▶ Problem to work on
Write out the whole listing again, exactly.

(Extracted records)
+===+

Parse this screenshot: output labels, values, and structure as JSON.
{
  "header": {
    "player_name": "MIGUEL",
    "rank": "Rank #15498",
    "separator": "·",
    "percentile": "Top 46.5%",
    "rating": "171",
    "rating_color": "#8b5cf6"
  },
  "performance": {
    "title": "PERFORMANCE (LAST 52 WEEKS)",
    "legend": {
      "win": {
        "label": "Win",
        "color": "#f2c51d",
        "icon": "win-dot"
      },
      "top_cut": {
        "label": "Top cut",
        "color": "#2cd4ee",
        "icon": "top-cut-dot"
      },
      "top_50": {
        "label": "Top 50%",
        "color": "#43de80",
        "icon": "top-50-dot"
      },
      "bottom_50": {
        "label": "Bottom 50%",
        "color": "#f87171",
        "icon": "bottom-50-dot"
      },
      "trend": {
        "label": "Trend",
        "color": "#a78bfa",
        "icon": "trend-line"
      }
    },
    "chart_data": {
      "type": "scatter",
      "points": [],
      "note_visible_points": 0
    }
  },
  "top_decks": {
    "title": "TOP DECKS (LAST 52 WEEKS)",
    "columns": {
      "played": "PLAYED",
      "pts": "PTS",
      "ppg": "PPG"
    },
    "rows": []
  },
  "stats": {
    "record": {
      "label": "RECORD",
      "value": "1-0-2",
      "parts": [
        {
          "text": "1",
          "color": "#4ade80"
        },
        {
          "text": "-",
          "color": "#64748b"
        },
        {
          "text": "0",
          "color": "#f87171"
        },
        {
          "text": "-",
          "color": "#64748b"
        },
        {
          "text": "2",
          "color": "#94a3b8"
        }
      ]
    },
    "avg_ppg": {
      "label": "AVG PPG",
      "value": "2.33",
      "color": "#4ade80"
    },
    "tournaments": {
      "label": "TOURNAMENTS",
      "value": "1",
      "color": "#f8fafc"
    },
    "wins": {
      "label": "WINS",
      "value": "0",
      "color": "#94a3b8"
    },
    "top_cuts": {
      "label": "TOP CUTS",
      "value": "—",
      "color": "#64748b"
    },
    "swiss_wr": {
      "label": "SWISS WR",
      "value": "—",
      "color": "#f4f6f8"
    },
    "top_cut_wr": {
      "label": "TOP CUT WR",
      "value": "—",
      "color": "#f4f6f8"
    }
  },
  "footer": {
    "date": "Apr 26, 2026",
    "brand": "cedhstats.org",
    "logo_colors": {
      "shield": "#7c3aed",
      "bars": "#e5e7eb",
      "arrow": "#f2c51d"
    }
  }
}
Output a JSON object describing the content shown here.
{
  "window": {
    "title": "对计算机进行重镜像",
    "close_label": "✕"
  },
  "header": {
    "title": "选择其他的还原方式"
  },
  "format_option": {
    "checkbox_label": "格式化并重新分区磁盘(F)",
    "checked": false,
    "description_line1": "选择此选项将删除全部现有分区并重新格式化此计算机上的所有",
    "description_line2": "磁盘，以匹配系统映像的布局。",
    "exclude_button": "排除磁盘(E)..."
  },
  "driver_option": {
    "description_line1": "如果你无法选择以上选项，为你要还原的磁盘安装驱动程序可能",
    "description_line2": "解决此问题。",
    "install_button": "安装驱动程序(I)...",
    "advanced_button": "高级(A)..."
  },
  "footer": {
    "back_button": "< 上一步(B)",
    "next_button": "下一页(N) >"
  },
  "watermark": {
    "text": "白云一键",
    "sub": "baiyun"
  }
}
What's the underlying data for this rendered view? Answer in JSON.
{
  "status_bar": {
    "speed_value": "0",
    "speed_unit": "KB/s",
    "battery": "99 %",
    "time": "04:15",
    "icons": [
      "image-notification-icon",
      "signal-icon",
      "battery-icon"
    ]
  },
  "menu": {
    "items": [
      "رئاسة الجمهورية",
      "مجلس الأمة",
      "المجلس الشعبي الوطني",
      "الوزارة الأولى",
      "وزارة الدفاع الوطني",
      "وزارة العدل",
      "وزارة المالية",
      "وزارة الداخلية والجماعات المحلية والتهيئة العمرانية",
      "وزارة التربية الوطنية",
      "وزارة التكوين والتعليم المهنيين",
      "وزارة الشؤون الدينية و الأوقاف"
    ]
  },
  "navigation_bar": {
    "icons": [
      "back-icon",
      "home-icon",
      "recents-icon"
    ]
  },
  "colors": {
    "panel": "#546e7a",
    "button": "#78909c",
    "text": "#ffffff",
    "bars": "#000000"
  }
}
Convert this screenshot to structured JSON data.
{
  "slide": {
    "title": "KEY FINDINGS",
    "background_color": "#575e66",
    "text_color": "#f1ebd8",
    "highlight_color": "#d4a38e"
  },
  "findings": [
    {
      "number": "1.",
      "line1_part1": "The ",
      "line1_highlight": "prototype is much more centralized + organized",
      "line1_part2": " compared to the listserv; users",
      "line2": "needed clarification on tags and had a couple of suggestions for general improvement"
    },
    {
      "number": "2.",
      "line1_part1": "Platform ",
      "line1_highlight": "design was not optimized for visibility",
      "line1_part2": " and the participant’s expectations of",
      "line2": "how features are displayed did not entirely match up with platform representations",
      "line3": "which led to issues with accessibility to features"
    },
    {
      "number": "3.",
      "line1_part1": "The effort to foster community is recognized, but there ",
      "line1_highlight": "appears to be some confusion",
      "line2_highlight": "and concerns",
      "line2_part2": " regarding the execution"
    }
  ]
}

+===+

▶ Task solution
Parse this screenshot: output labels, values, and structure as JSON.
{
  "header": {
    "player_name": "MIGUEL",
    "rank": "Rank #15498",
    "separator": "·",
    "percentile": "Top 46.5%",
    "rating": "171",
    "rating_color": "#8b5cf6"
  },
  "performance": {
    "title": "PERFORMANCE (LAST 52 WEEKS)",
    "legend": {
      "win": {
        "label": "Win",
        "color": "#f2c51d",
        "icon": "win-dot"
      },
      "top_cut": {
        "label": "Top cut",
        "color": "#2cd4ee",
        "icon": "top-cut-dot"
      },
      "top_50": {
        "label": "Top 50%",
        "color": "#43de80",
        "icon": "top-50-dot"
      },
      "bottom_50": {
        "label": "Bottom 50%",
        "color": "#f87171",
        "icon": "bottom-50-dot"
      },
      "trend": {
        "label": "Trend",
        "color": "#a78bfa",
        "icon": "trend-line"
      }
    },
    "chart_data": {
      "type": "scatter",
      "points": [],
      "note_visible_points": 0
    }
  },
  "top_decks": {
    "title": "TOP DECKS (LAST 52 WEEKS)",
    "columns": {
      "played": "PLAYED",
      "pts": "PTS",
      "ppg": "PPG"
    },
    "rows": []
  },
  "stats": {
    "record": {
      "label": "RECORD",
      "value": "1-0-2",
      "parts": [
        {
          "text": "1",
          "color": "#4ade80"
        },
        {
          "text": "-",
          "color": "#64748b"
        },
        {
          "text": "0",
          "color": "#f87171"
        },
        {
          "text": "-",
          "color": "#64748b"
        },
        {
          "text": "2",
          "color": "#94a3b8"
        }
      ]
    },
    "avg_ppg": {
      "label": "AVG PPG",
      "value": "2.33",
      "color": "#4ade80"
    },
    "tournaments": {
      "label": "TOURNAMENTS",
      "value": "1",
      "color": "#f8fafc"
    },
    "wins": {
      "label": "WINS",
      "value": "0",
      "color": "#94a3b8"
    },
    "top_cuts": {
      "label": "TOP CUTS",
      "value": "—",
      "color": "#64748b"
    },
    "swiss_wr": {
      "label": "SWISS WR",
      "value": "—",
      "color": "#f4f6f8"
    },
    "top_cut_wr": {
      "label": "TOP CUT WR",
      "value": "—",
      "color": "#f4f6f8"
    }
  },
  "footer": {
    "date": "Apr 26, 2026",
    "brand": "cedhstats.org",
    "logo_colors": {
      "shield": "#7c3aed",
      "bars": "#e5e7eb",
      "arrow": "#f2c51d"
    }
  }
}
Output a JSON object describing the content shown here.
{
  "window": {
    "title": "对计算机进行重镜像",
    "close_label": "✕"
  },
  "header": {
    "title": "选择其他的还原方式"
  },
  "format_option": {
    "checkbox_label": "格式化并重新分区磁盘(F)",
    "checked": false,
    "description_line1": "选择此选项将删除全部现有分区并重新格式化此计算机上的所有",
    "description_line2": "磁盘，以匹配系统映像的布局。",
    "exclude_button": "排除磁盘(E)..."
  },
  "driver_option": {
    "description_line1": "如果你无法选择以上选项，为你要还原的磁盘安装驱动程序可能",
    "description_line2": "解决此问题。",
    "install_button": "安装驱动程序(I)...",
    "advanced_button": "高级(A)..."
  },
  "footer": {
    "back_button": "< 上一步(B)",
    "next_button": "下一页(N) >"
  },
  "watermark": {
    "text": "白云一键",
    "sub": "baiyun"
  }
}
What's the underlying data for this rendered view? Answer in JSON.
{
  "status_bar": {
    "speed_value": "0",
    "speed_unit": "KB/s",
    "battery": "99 %",
    "time": "04:15",
    "icons": [
      "image-notification-icon",
      "signal-icon",
      "battery-icon"
    ]
  },
  "menu": {
    "items": [
      "رئاسة الجمهورية",
      "مجلس الأمة",
      "المجلس الشعبي الوطني",
      "الوزارة الأولى",
      "وزارة الدفاع الوطني",
      "وزارة العدل",
      "وزارة المالية",
      "وزارة الداخلية والجماعات المحلية والتهيئة العمرانية",
      "وزارة التربية الوطنية",
      "وزارة التكوين والتعليم المهنيين",
      "وزارة الشؤون الدينية و الأوقاف"
    ]
  },
  "navigation_bar": {
    "icons": [
      "back-icon",
      "home-icon",
      "recents-icon"
    ]
  },
  "colors": {
    "panel": "#546e7a",
    "button": "#78909c",
    "text": "#ffffff",
    "bars": "#000000"
  }
}
Convert this screenshot to structured JSON data.
{
  "slide": {
    "title": "KEY FINDINGS",
    "background_color": "#575e66",
    "text_color": "#f1ebd8",
    "highlight_color": "#d4a38e"
  },
  "findings": [
    {
      "number": "1.",
      "line1_part1": "The ",
      "line1_highlight": "prototype is much more centralized + organized",
      "line1_part2": " compared to the listserv; users",
      "line2": "needed clarification on tags and had a couple of suggestions for general improvement"
    },
    {
      "number": "2.",
      "line1_part1": "Platform ",
      "line1_highlight": "design was not optimized for visibility",
      "line1_part2": " and the participant’s expectations of",
      "line2": "how features are displayed did not entirely match up with platform representations",
      "line3": "which led to issues with accessibility to features"
    },
    {
      "number": "3.",
      "line1_part1": "The effort to foster community is recognized, but there ",
      "line1_highlight": "appears to be some confusion",
      "line2_highlight": "and concerns",
      "line2_part2": " regarding the execution"
    }
  ]
}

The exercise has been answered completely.